Rows:
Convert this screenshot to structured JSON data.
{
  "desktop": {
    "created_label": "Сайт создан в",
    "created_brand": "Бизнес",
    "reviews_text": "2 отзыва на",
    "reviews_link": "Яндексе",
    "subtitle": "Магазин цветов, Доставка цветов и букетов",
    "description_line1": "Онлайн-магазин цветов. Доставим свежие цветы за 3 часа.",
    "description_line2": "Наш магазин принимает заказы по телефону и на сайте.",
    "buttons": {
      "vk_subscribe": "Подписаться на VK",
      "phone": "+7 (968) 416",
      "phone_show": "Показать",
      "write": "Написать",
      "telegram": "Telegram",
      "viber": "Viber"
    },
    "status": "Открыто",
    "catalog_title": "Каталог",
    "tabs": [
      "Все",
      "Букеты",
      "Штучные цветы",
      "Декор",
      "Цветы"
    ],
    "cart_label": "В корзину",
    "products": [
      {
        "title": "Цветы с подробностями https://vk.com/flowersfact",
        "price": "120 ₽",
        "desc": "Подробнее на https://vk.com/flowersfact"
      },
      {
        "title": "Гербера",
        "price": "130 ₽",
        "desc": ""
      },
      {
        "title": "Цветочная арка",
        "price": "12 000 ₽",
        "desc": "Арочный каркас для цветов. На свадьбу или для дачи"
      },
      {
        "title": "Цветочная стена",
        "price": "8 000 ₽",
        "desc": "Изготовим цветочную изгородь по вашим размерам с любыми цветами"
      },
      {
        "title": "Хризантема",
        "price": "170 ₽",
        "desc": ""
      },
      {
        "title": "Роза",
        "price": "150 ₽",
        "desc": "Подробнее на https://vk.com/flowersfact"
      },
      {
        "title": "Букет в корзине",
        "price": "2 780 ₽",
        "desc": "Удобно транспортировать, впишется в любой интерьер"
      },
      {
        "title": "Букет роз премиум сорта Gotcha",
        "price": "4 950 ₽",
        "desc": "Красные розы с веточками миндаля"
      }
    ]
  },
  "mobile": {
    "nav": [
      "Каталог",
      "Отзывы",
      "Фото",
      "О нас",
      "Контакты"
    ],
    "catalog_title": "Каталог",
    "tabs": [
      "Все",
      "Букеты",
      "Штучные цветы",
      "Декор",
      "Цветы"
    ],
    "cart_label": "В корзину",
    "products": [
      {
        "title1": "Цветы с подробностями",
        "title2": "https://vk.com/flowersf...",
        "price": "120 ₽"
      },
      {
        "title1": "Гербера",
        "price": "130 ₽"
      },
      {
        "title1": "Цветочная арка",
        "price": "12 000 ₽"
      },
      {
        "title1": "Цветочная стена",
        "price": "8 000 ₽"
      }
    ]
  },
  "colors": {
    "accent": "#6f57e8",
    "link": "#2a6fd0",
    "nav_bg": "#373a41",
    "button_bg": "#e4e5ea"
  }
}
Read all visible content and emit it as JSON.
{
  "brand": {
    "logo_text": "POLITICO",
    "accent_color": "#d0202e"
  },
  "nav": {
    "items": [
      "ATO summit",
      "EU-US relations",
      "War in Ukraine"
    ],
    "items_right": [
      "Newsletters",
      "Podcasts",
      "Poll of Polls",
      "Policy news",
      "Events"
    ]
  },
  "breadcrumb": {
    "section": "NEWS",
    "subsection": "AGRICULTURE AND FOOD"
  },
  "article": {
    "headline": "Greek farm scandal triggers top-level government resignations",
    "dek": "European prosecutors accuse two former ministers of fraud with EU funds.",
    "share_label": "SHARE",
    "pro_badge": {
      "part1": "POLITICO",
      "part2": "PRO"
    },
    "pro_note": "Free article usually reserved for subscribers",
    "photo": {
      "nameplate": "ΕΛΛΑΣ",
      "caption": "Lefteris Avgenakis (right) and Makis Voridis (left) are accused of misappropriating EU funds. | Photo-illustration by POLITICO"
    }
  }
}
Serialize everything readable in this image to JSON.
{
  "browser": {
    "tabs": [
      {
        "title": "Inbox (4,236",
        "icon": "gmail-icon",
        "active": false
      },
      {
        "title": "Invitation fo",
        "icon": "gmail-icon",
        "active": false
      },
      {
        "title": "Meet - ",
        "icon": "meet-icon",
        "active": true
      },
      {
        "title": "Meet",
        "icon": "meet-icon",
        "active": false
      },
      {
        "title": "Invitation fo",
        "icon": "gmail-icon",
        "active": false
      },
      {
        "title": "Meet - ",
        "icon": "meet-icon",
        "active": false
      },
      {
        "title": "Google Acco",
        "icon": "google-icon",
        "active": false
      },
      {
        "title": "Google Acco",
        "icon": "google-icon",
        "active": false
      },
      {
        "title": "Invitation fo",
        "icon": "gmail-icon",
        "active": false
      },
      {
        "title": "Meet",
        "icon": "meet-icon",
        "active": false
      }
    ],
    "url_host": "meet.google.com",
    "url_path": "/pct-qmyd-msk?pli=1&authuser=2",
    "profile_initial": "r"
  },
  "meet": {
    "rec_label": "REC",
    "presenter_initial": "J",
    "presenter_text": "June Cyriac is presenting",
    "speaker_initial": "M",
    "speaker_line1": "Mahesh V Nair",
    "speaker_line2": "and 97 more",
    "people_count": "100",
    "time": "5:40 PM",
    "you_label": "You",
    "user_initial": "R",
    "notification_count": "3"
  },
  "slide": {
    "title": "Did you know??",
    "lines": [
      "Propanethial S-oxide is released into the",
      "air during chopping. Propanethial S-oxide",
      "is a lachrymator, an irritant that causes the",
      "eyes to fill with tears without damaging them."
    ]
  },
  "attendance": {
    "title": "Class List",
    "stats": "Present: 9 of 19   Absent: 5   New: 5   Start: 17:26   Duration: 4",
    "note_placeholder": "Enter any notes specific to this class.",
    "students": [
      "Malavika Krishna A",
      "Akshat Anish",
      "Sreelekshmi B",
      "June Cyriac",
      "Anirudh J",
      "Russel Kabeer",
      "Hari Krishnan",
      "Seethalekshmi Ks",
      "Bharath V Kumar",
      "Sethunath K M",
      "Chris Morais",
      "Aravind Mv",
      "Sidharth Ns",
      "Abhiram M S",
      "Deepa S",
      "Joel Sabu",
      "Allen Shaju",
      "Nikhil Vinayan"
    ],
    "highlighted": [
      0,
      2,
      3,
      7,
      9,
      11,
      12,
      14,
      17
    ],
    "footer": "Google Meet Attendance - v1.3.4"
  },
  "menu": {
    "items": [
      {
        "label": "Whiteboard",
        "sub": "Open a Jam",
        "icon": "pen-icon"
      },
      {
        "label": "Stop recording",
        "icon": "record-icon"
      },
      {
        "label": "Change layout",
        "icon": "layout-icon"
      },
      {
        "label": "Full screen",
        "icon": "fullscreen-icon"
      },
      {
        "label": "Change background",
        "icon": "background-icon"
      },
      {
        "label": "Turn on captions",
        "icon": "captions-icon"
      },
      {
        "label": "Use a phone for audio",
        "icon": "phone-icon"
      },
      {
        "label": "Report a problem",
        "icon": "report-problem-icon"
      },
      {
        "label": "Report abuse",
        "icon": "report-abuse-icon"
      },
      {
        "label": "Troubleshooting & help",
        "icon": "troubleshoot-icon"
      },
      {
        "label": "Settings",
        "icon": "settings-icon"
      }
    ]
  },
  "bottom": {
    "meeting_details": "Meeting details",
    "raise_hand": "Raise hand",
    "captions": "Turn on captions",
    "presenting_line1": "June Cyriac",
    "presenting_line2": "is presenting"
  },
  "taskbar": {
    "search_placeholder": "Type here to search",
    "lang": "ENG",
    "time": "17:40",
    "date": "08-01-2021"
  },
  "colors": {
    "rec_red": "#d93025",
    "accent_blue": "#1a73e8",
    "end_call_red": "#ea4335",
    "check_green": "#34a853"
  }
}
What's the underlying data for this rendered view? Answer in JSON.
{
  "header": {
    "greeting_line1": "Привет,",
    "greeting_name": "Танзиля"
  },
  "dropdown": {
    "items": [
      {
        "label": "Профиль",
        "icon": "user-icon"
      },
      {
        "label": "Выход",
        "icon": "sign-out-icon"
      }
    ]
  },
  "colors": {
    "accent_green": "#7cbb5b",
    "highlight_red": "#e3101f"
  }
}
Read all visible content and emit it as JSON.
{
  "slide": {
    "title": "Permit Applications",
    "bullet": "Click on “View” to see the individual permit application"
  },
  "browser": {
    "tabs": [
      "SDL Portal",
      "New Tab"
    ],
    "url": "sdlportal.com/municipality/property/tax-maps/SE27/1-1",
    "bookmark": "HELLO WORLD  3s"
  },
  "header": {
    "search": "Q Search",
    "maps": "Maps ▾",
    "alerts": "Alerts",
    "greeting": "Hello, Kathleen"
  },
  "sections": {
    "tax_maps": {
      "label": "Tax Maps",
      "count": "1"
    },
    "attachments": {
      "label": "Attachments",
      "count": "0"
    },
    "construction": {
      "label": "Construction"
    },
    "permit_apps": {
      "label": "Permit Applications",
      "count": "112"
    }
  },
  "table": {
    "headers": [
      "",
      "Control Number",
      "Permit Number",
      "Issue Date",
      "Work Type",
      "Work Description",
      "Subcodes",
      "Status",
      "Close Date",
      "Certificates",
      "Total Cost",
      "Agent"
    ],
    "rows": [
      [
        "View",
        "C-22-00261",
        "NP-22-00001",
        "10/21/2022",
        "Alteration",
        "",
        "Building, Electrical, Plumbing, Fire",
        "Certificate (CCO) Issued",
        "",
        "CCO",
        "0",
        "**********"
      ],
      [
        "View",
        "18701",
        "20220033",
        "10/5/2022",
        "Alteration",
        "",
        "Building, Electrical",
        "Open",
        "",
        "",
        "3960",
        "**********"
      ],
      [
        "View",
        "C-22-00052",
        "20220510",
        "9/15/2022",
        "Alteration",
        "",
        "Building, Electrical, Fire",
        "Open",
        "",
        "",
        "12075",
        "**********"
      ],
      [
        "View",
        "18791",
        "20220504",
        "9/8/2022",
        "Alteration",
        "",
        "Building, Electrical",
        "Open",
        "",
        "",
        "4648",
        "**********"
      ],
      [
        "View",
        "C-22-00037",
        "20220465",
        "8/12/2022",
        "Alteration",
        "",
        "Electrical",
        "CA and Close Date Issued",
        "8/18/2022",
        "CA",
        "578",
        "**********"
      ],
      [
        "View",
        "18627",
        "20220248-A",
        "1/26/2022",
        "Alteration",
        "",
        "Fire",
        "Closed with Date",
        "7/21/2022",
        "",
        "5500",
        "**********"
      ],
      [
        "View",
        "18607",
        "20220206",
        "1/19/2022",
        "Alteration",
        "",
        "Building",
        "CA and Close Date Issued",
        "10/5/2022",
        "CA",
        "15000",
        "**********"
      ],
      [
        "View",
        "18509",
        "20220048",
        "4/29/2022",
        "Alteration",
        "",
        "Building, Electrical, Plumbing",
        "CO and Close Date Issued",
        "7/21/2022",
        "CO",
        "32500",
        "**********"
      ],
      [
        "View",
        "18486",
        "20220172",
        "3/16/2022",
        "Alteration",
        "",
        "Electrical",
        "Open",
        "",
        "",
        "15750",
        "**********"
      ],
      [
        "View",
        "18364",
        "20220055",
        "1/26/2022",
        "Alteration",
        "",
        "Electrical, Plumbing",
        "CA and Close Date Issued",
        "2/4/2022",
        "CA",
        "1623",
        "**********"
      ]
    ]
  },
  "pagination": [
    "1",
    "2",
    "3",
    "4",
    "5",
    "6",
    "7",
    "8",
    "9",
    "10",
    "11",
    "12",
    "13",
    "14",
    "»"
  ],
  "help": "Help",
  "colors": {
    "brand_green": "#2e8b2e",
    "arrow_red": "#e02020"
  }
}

Challenge: Which lines hold the word "background"? Return all of them from the records above.

Task output:
        "label": "Change background",
        "icon": "background-icon"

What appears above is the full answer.